* RECORD SET
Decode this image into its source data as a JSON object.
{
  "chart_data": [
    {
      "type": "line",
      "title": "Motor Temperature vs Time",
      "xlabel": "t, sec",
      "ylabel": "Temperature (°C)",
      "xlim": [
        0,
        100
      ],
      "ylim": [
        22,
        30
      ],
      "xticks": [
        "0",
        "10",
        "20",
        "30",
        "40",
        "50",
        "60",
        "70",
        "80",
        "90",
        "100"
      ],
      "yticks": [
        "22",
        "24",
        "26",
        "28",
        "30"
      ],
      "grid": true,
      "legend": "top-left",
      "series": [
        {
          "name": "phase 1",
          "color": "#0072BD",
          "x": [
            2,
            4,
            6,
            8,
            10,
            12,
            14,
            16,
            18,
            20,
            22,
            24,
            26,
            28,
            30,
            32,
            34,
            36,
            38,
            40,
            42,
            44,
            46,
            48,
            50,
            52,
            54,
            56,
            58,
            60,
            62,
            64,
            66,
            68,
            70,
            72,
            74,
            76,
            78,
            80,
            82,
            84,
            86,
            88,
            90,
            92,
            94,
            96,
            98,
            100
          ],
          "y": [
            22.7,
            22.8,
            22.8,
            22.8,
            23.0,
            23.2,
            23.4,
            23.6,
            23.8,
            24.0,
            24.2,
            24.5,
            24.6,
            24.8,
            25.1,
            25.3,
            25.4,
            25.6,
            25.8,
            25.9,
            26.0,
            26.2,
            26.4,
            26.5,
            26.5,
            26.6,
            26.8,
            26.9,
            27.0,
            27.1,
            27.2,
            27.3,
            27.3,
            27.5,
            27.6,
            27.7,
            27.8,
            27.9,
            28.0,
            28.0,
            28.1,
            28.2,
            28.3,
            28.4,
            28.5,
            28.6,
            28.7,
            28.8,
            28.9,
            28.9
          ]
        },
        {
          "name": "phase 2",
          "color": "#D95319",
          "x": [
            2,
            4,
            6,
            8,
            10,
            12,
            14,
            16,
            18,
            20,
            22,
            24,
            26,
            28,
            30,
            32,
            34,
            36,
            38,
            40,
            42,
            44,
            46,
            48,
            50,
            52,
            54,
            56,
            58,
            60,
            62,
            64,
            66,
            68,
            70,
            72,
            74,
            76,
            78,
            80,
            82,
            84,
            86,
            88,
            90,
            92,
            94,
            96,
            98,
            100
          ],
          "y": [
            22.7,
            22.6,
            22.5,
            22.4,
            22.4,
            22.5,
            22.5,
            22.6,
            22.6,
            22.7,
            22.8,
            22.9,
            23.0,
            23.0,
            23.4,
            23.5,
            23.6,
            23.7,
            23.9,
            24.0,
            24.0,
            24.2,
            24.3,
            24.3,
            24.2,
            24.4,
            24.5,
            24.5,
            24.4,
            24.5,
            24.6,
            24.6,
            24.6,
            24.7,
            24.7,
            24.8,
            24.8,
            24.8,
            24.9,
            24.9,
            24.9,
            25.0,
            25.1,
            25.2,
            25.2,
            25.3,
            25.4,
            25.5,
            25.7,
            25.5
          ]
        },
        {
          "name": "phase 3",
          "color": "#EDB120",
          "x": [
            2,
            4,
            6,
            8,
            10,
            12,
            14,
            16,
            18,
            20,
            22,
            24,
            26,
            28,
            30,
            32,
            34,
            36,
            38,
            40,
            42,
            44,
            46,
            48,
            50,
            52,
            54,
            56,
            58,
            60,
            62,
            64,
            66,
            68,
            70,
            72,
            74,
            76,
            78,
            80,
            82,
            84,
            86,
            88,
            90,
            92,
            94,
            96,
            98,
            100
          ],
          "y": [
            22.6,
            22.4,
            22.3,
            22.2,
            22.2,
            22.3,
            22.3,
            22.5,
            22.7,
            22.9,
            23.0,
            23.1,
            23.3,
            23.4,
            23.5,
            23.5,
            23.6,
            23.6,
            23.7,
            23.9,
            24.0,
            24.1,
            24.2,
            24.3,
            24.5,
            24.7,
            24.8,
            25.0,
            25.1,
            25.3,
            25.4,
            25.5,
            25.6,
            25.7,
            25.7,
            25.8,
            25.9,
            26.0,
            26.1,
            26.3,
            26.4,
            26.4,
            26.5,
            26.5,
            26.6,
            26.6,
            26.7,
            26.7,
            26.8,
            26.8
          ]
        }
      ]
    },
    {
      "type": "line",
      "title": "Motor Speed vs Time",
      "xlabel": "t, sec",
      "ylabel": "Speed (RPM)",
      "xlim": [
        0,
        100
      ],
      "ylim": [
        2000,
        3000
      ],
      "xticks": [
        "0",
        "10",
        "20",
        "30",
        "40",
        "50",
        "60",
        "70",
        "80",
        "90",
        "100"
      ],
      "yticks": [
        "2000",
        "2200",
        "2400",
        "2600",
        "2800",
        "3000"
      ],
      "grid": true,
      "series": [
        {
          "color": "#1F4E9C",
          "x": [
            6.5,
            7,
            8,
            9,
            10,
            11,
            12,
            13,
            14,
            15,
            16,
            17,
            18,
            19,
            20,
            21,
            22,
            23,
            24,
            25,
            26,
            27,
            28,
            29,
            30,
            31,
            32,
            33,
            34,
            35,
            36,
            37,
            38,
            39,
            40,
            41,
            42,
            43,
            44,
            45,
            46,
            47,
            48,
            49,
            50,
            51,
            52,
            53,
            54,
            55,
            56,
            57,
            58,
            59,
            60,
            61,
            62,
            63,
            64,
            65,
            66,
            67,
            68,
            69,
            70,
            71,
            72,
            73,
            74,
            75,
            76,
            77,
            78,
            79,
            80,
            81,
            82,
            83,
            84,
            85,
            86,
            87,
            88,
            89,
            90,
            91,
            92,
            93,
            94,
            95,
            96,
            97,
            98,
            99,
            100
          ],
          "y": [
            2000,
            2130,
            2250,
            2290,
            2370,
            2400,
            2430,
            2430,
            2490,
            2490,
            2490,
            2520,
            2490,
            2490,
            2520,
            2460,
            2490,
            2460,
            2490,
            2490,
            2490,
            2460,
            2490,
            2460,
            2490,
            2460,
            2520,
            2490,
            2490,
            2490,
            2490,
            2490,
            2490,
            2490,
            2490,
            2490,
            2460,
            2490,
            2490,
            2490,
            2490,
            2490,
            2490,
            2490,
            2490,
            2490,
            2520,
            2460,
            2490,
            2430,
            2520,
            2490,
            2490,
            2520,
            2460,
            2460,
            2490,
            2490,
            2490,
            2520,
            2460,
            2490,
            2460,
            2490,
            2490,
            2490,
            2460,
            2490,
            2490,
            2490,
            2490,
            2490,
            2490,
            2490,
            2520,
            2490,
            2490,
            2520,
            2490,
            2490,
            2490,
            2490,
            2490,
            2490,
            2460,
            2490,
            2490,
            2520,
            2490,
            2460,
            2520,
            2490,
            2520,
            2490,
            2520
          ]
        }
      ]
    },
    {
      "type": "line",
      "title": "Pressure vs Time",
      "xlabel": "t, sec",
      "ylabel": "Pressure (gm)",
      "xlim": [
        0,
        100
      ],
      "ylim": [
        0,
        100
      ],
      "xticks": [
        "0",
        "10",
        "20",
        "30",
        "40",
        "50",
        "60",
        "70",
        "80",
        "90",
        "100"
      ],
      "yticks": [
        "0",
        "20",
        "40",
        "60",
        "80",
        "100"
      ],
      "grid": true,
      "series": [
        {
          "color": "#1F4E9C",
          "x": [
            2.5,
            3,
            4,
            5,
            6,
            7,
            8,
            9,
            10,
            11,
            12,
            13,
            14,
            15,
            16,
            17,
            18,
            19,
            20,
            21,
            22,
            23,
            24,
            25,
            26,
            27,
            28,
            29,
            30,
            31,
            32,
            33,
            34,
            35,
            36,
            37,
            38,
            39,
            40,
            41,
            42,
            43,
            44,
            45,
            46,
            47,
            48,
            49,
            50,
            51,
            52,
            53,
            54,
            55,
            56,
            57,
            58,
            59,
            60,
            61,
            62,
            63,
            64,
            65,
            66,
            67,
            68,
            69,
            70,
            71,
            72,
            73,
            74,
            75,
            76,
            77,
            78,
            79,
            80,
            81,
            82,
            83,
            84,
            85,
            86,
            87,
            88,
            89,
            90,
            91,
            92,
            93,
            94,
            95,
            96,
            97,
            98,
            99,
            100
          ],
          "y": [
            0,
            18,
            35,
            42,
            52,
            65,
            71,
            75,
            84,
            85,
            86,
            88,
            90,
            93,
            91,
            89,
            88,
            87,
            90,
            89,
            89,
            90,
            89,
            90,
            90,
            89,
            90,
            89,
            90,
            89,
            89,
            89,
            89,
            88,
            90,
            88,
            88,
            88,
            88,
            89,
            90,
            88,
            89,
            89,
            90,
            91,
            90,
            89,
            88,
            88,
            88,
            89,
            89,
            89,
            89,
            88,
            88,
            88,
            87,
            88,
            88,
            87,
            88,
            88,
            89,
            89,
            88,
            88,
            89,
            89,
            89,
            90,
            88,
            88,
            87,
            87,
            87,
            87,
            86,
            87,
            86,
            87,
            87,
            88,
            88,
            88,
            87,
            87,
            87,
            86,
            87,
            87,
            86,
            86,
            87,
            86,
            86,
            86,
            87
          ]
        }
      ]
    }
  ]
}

* GIVEN EXERCISE
List each line in the listing that contains the string "ylabel".

* TASK ANSWER
      "ylabel": "Temperature (°C)",
      "ylabel": "Speed (RPM)",
      "ylabel": "Pressure (gm)",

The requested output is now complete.